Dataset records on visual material
|---|

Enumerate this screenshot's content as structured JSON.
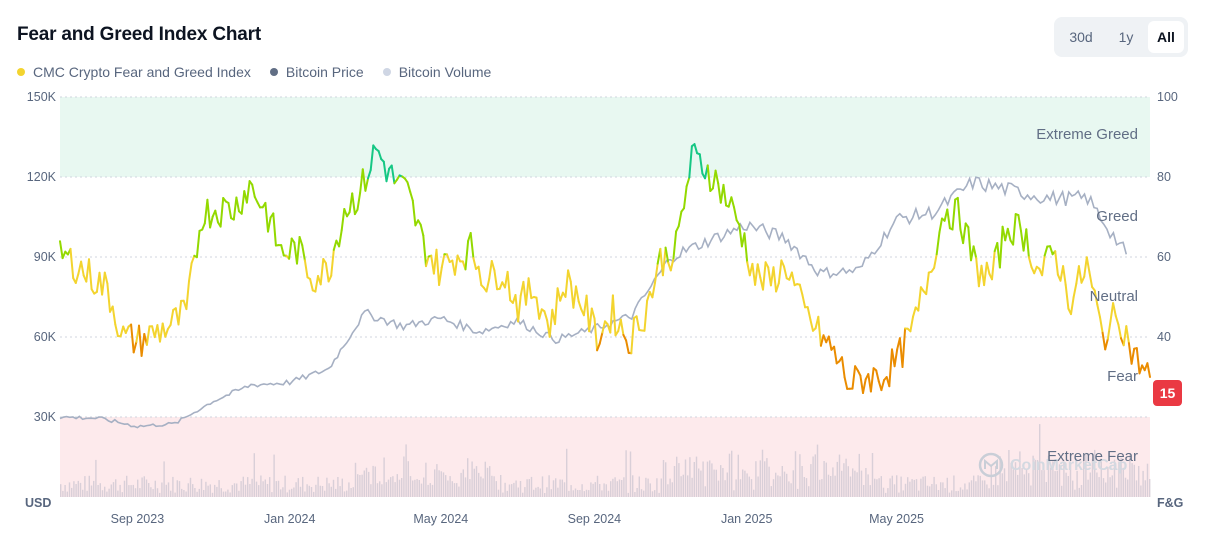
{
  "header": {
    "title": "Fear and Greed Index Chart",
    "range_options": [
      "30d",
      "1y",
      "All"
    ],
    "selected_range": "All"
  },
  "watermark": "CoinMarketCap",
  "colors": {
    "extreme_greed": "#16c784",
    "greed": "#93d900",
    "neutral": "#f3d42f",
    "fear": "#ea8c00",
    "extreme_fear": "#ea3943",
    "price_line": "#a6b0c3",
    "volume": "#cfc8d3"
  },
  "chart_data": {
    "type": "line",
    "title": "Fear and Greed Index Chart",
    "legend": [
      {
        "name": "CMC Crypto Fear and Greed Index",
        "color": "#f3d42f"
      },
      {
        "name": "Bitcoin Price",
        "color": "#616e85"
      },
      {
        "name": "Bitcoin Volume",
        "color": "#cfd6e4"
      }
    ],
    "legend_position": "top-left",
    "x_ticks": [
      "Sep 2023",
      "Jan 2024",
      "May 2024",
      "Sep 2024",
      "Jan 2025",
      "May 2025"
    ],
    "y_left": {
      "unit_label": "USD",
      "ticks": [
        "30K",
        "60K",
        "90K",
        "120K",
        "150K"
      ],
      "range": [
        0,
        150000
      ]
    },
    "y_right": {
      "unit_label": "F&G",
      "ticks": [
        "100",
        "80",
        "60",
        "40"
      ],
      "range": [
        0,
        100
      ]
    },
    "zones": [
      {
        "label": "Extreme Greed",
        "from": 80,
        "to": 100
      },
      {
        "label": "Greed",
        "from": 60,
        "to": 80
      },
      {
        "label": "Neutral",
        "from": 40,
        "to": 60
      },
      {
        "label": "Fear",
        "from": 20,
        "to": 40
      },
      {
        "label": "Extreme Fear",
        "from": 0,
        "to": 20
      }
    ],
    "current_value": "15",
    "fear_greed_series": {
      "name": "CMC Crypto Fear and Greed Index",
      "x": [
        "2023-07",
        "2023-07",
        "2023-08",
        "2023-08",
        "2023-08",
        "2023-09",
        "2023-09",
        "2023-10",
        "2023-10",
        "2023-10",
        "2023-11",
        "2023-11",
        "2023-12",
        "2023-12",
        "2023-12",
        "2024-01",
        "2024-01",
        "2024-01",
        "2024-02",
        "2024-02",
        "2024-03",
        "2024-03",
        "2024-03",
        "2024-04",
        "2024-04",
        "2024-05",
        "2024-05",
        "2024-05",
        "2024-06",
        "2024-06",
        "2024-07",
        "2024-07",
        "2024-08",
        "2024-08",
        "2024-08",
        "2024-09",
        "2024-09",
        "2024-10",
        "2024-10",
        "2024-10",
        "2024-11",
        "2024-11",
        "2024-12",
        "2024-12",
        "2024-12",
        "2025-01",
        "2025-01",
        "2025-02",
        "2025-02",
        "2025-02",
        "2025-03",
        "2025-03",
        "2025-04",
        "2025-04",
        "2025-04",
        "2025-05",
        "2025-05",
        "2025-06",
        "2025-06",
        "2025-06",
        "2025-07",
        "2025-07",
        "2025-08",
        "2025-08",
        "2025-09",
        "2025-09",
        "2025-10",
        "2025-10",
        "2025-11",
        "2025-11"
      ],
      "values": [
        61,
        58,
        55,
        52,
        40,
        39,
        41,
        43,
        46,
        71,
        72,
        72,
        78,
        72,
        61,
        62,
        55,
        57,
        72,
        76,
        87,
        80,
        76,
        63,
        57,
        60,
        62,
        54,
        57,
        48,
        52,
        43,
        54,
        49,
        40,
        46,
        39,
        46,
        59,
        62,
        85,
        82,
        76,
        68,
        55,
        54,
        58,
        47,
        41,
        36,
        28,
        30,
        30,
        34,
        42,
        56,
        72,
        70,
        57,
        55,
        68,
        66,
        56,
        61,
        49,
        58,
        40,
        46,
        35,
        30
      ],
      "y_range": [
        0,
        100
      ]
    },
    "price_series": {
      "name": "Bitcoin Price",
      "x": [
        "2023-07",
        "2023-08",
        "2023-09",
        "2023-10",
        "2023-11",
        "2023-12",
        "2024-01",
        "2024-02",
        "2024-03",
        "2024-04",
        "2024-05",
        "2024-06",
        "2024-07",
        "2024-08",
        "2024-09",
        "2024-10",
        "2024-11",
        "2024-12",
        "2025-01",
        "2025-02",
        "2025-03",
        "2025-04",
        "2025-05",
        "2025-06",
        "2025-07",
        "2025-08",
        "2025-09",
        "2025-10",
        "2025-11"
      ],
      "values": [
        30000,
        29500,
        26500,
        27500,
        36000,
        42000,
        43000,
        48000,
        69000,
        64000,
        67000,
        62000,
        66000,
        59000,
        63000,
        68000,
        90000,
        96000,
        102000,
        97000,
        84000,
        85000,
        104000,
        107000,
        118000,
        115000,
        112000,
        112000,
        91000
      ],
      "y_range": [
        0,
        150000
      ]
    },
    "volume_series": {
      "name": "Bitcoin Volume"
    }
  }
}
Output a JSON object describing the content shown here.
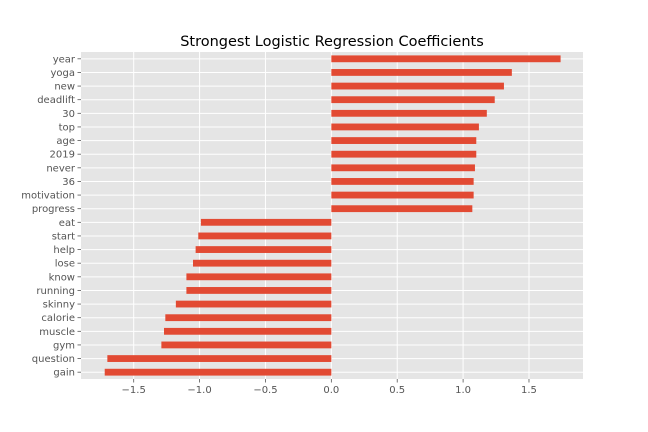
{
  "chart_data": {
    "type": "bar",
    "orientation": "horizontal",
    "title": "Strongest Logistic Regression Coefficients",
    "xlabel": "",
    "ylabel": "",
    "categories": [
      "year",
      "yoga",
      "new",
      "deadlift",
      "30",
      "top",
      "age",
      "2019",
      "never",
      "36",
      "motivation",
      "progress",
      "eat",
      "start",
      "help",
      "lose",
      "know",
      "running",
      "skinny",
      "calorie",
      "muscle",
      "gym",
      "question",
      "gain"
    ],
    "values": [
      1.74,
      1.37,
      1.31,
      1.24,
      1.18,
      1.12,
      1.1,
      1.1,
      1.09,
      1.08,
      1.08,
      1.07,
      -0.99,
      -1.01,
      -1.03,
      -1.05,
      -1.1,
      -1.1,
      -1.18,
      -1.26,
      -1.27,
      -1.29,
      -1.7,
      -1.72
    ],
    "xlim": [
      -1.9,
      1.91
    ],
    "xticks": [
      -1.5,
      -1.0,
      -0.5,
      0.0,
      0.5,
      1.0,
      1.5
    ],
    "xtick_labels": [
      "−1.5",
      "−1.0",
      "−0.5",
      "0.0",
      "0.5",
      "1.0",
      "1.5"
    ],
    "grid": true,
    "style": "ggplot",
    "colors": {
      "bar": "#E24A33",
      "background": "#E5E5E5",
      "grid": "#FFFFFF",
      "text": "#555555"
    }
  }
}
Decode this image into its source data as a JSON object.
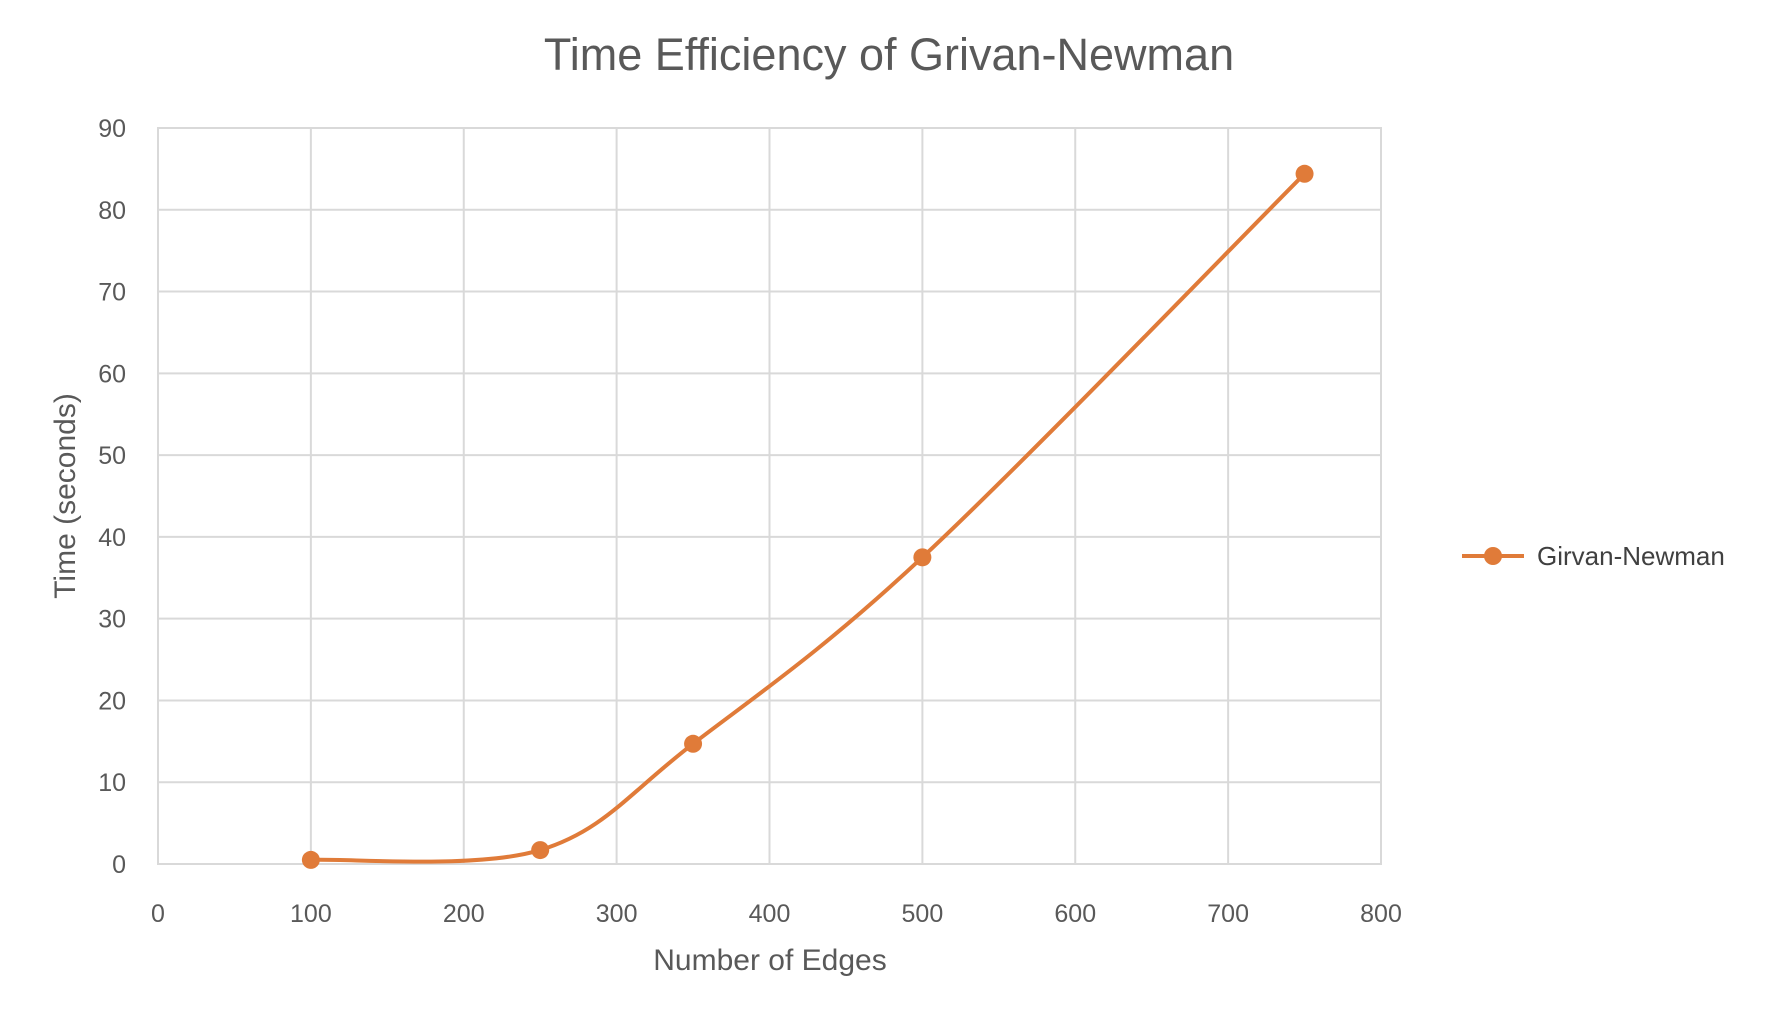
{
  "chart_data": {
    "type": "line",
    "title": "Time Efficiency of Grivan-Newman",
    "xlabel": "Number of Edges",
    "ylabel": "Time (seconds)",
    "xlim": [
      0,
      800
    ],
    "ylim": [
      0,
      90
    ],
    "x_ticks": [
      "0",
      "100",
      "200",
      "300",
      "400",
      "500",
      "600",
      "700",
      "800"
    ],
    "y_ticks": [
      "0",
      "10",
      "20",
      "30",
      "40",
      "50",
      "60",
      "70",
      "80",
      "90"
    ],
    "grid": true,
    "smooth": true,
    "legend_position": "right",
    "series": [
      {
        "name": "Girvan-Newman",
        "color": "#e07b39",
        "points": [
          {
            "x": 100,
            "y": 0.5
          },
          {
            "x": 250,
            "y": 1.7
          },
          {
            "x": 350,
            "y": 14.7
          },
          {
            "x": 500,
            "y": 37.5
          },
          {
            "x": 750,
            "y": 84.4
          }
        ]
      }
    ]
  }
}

|---|

What this task involves
Spot every line that holds "Index" and copy it.

Exercise answer
    "title": "Fear and Greed Index Chart",
    "title": "Fear and Greed Index Chart",
        "name": "CMC Crypto Fear and Greed Index",
      "name": "CMC Crypto Fear and Greed Index",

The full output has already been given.